## Short exercise
What lines of the data include the string "name"? Copy them all.
━━━━━ Supplied records ━━━━━
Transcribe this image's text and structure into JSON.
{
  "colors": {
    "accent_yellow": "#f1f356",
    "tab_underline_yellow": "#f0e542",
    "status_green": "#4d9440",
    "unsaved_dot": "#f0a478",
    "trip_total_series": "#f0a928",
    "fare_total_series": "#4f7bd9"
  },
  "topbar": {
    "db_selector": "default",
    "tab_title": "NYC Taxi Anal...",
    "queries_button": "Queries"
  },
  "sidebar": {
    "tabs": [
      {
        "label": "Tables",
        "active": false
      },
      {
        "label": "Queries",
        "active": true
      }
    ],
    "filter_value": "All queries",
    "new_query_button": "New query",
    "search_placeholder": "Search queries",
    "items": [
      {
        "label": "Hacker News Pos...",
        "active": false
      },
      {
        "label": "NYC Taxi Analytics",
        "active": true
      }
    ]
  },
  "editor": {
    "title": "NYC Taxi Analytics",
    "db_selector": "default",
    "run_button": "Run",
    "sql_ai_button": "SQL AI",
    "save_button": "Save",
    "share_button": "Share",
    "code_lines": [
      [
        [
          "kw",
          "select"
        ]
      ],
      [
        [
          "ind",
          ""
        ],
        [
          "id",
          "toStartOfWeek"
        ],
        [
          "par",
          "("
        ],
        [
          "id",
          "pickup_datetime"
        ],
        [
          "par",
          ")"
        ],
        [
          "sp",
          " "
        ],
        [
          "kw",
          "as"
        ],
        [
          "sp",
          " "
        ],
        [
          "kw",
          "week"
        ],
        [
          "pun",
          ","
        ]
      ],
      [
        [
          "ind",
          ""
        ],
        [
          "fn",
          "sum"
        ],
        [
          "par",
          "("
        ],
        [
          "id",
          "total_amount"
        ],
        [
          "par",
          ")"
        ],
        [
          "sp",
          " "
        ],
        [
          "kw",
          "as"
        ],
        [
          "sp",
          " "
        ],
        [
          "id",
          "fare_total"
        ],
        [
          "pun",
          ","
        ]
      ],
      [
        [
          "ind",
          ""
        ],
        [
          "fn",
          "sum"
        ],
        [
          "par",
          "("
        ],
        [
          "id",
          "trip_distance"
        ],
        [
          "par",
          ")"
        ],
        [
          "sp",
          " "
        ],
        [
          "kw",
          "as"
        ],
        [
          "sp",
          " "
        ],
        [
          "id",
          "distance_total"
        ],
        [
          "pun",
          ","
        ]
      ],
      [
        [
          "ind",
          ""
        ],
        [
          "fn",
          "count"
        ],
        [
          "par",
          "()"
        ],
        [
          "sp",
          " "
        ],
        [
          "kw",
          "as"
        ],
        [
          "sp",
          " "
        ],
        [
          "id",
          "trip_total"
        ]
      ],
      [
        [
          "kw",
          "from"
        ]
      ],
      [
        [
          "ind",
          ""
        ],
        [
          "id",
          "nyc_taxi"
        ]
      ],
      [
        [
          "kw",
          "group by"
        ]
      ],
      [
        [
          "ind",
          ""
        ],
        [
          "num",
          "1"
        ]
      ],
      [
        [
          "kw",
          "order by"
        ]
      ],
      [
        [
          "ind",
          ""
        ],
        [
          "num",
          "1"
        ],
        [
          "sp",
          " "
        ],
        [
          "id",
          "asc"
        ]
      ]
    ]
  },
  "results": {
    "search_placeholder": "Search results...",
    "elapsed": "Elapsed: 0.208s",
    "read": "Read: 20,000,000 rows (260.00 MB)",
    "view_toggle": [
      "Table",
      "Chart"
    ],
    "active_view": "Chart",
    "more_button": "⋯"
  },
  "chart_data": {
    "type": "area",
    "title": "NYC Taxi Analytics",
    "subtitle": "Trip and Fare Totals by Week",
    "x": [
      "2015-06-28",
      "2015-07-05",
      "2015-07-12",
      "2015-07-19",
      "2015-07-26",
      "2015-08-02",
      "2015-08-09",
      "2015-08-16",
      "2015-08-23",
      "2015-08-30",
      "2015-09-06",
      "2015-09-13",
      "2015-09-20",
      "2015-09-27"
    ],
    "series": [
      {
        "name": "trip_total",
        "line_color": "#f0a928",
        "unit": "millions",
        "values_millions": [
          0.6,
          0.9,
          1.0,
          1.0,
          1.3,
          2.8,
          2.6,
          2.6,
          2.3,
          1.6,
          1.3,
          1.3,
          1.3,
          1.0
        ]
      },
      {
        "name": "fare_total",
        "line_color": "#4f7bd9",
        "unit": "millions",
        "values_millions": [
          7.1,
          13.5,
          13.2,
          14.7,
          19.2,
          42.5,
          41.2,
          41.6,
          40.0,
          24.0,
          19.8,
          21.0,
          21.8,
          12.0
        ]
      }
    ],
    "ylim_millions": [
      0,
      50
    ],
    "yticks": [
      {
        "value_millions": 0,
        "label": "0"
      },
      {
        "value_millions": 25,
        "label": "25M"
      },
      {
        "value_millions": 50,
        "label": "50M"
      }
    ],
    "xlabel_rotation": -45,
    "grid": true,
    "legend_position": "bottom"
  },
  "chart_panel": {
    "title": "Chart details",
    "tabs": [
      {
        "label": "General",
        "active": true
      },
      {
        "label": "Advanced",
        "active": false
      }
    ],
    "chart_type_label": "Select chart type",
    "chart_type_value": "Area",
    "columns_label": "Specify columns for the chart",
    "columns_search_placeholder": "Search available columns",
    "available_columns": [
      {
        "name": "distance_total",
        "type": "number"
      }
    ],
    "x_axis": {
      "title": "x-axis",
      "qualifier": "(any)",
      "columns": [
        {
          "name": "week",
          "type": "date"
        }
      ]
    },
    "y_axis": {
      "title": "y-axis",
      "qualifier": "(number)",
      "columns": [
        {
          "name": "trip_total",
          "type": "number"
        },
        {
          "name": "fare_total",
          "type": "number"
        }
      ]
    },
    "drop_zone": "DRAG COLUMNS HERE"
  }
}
━━━━━
## Reply
        "name": "trip_total",
        "name": "fare_total",
        "name": "distance_total",
          "name": "week",
          "name": "trip_total",
          "name": "fare_total",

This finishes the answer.